----- Stored data -----
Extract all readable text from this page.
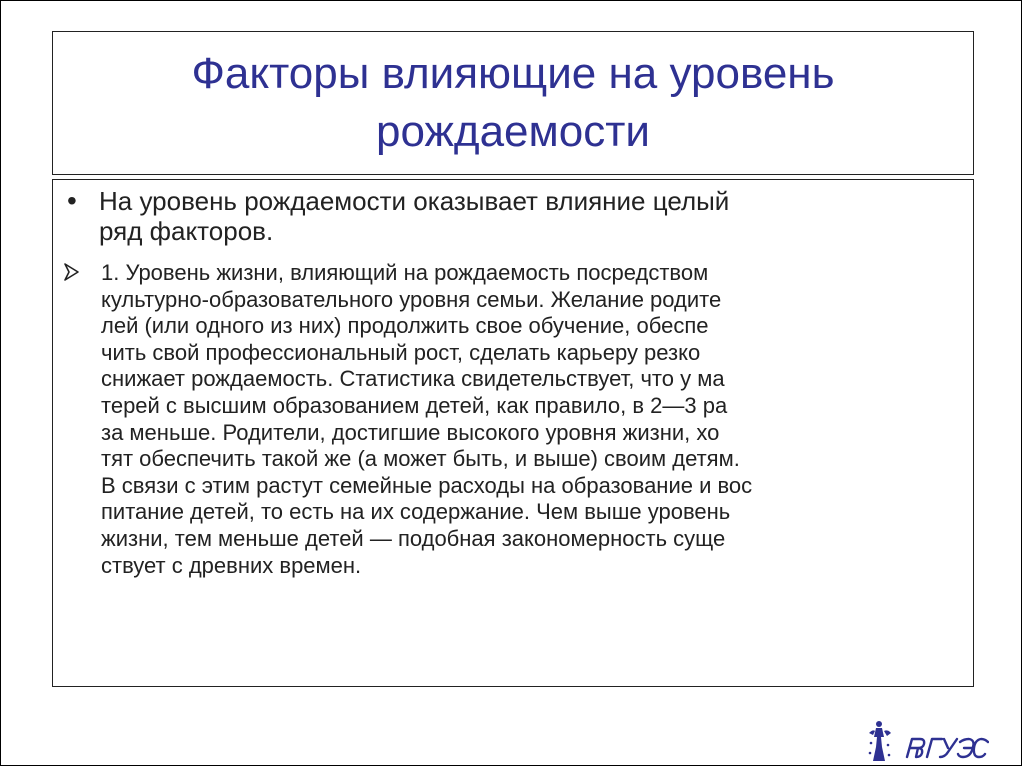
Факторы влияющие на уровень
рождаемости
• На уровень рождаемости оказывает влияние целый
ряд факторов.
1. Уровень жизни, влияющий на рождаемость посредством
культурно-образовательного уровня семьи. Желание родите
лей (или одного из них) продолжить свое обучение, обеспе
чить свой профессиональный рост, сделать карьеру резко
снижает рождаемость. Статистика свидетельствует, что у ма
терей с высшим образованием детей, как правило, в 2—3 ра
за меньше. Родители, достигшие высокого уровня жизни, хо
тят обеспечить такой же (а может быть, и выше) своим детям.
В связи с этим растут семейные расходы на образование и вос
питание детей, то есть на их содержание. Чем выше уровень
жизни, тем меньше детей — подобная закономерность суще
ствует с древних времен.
-----
----- Stored data -----
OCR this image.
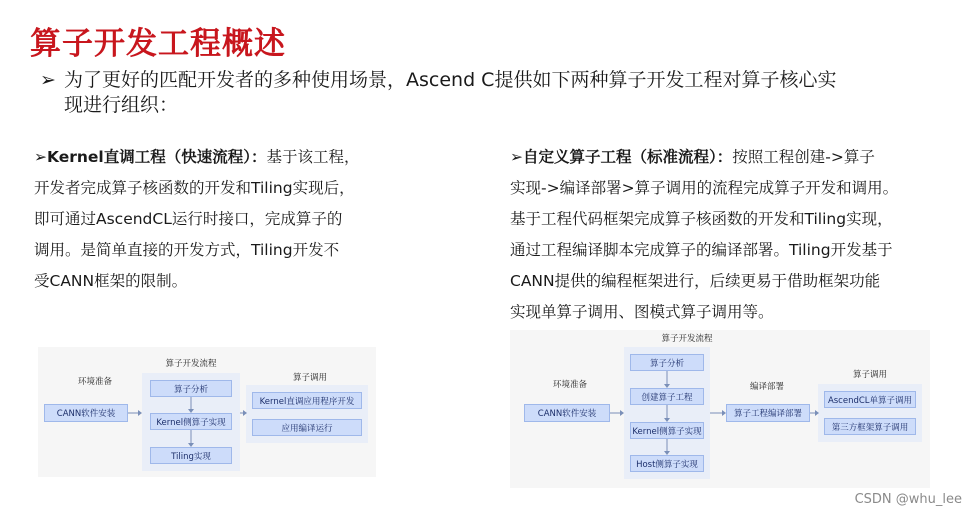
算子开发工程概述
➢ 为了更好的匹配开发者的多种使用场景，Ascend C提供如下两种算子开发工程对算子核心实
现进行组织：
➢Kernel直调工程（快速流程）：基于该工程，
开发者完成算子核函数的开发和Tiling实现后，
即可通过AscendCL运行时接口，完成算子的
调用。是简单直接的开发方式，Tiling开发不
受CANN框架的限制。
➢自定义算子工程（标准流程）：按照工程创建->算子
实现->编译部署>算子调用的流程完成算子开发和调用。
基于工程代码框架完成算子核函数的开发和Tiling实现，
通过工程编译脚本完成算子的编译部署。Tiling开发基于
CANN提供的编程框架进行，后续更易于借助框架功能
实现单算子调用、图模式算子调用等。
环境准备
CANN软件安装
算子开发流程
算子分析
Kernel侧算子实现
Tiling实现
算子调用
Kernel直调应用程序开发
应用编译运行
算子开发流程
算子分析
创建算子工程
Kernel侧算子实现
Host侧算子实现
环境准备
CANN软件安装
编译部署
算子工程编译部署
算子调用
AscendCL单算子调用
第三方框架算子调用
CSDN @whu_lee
-----
◆ **Aim**
Gather all lines of the records that include the word "рождаемость".

◆ **Completed exercise**
1. Уровень жизни, влияющий на рождаемость посредством
снижает рождаемость. Статистика свидетельствует, что у ма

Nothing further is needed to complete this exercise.